- **The data**:
=======
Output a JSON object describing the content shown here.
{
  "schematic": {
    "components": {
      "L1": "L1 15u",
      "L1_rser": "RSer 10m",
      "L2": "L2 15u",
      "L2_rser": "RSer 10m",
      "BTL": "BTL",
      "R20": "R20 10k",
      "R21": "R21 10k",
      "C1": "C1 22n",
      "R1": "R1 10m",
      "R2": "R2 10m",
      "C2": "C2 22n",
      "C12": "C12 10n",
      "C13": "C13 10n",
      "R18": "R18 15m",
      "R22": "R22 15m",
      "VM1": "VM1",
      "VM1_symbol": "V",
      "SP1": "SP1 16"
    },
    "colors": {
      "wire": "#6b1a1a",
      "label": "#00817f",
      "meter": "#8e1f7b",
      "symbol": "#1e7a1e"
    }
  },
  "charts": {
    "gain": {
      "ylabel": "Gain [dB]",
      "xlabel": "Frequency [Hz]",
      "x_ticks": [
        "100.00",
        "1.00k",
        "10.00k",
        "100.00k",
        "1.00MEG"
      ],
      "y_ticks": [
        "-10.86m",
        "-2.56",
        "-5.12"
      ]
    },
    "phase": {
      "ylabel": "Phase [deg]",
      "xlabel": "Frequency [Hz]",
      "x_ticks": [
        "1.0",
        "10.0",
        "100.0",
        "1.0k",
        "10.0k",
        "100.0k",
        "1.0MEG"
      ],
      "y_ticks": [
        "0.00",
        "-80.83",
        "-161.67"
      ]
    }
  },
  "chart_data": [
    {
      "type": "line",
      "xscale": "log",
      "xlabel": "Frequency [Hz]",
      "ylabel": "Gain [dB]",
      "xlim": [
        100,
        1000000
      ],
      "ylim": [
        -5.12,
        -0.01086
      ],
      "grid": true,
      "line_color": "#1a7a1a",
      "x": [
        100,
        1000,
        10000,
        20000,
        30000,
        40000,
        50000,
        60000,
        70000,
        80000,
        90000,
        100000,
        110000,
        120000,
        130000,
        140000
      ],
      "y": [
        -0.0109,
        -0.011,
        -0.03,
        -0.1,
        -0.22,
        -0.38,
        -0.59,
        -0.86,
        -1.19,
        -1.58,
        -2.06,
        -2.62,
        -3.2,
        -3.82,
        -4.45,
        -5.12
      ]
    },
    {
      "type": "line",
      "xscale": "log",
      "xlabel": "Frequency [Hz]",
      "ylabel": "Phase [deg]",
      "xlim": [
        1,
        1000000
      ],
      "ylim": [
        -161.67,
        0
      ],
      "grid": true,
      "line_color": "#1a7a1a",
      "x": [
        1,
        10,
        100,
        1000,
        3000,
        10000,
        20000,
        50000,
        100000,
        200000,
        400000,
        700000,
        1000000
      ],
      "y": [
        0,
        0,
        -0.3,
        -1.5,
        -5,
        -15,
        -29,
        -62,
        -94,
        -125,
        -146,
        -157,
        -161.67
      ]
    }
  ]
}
=======
- **Do this**:
Please restate the records in full, word for word.

- **Solution for this problem**:
Output a JSON object describing the content shown here.
{
  "schematic": {
    "components": {
      "L1": "L1 15u",
      "L1_rser": "RSer 10m",
      "L2": "L2 15u",
      "L2_rser": "RSer 10m",
      "BTL": "BTL",
      "R20": "R20 10k",
      "R21": "R21 10k",
      "C1": "C1 22n",
      "R1": "R1 10m",
      "R2": "R2 10m",
      "C2": "C2 22n",
      "C12": "C12 10n",
      "C13": "C13 10n",
      "R18": "R18 15m",
      "R22": "R22 15m",
      "VM1": "VM1",
      "VM1_symbol": "V",
      "SP1": "SP1 16"
    },
    "colors": {
      "wire": "#6b1a1a",
      "label": "#00817f",
      "meter": "#8e1f7b",
      "symbol": "#1e7a1e"
    }
  },
  "charts": {
    "gain": {
      "ylabel": "Gain [dB]",
      "xlabel": "Frequency [Hz]",
      "x_ticks": [
        "100.00",
        "1.00k",
        "10.00k",
        "100.00k",
        "1.00MEG"
      ],
      "y_ticks": [
        "-10.86m",
        "-2.56",
        "-5.12"
      ]
    },
    "phase": {
      "ylabel": "Phase [deg]",
      "xlabel": "Frequency [Hz]",
      "x_ticks": [
        "1.0",
        "10.0",
        "100.0",
        "1.0k",
        "10.0k",
        "100.0k",
        "1.0MEG"
      ],
      "y_ticks": [
        "0.00",
        "-80.83",
        "-161.67"
      ]
    }
  },
  "chart_data": [
    {
      "type": "line",
      "xscale": "log",
      "xlabel": "Frequency [Hz]",
      "ylabel": "Gain [dB]",
      "xlim": [
        100,
        1000000
      ],
      "ylim": [
        -5.12,
        -0.01086
      ],
      "grid": true,
      "line_color": "#1a7a1a",
      "x": [
        100,
        1000,
        10000,
        20000,
        30000,
        40000,
        50000,
        60000,
        70000,
        80000,
        90000,
        100000,
        110000,
        120000,
        130000,
        140000
      ],
      "y": [
        -0.0109,
        -0.011,
        -0.03,
        -0.1,
        -0.22,
        -0.38,
        -0.59,
        -0.86,
        -1.19,
        -1.58,
        -2.06,
        -2.62,
        -3.2,
        -3.82,
        -4.45,
        -5.12
      ]
    },
    {
      "type": "line",
      "xscale": "log",
      "xlabel": "Frequency [Hz]",
      "ylabel": "Phase [deg]",
      "xlim": [
        1,
        1000000
      ],
      "ylim": [
        -161.67,
        0
      ],
      "grid": true,
      "line_color": "#1a7a1a",
      "x": [
        1,
        10,
        100,
        1000,
        3000,
        10000,
        20000,
        50000,
        100000,
        200000,
        400000,
        700000,
        1000000
      ],
      "y": [
        0,
        0,
        -0.3,
        -1.5,
        -5,
        -15,
        -29,
        -62,
        -94,
        -125,
        -146,
        -157,
        -161.67
      ]
    }
  ]
}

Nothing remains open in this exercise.